* **Provided passage**
.....

During the simulation experiments in the real-time laboratory in recent years, we reveal the fact that some time is needed to get the appropriate behaviour of control when the self-tuning controller is used. This time depends on the type of the controlled system. This is the known problem of self-tuning control because the controller needs the adequate model of the system. This is one problem that we solve by a new approach described in this paper, by the method named as pre-identification. Another problem comes from the fact that we used the decentralized controllers for the control of multivariable systems. If one set-point changes its value, it influences all other main subsystems by interactions and therefore the model of subsystems changes. This could be also fixed by a self-tuning controller but some time is needed to obtain the stable model. Therefore, by the new method described in this paper, named as pre-identification, we also solved this problem.

.....

* **Problem 1**
In the passage on self-tuning control, what name is given to the new method that addresses both problems?
* **Problem 2**
Set down the records exactly, from their first line up to and including the line containing "shaded-band-0 — [40, 92, 94, 378]".

(Records contained in a dataset)
.....

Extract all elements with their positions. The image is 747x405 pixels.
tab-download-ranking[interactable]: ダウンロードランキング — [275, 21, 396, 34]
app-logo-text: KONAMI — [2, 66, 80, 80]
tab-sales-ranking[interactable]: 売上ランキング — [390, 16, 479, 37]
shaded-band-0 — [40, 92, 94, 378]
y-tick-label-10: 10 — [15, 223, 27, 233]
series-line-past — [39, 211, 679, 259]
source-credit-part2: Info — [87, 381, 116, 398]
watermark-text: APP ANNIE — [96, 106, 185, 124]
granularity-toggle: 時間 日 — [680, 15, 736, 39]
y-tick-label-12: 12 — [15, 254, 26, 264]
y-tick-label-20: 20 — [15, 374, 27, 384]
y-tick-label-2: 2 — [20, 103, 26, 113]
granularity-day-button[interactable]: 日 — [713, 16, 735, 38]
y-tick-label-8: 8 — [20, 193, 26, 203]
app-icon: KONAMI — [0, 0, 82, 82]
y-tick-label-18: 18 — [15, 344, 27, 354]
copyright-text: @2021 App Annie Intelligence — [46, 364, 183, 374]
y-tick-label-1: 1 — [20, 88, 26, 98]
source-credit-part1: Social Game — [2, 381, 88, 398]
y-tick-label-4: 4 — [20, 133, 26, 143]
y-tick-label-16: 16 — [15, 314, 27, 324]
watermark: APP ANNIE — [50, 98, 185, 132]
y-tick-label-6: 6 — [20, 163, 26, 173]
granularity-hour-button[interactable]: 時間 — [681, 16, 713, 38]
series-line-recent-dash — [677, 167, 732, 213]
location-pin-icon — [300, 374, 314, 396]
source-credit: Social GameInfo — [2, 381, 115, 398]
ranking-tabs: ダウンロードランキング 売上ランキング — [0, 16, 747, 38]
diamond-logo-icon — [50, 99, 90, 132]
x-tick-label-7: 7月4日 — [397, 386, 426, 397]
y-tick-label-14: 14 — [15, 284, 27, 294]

.....

* **Solution 1**
Pre-identification.

* **Solution 2**
Extract all elements with their positions. The image is 747x405 pixels.
tab-download-ranking[interactable]: ダウンロードランキング — [275, 21, 396, 34]
app-logo-text: KONAMI — [2, 66, 80, 80]
tab-sales-ranking[interactable]: 売上ランキング — [390, 16, 479, 37]
shaded-band-0 — [40, 92, 94, 378]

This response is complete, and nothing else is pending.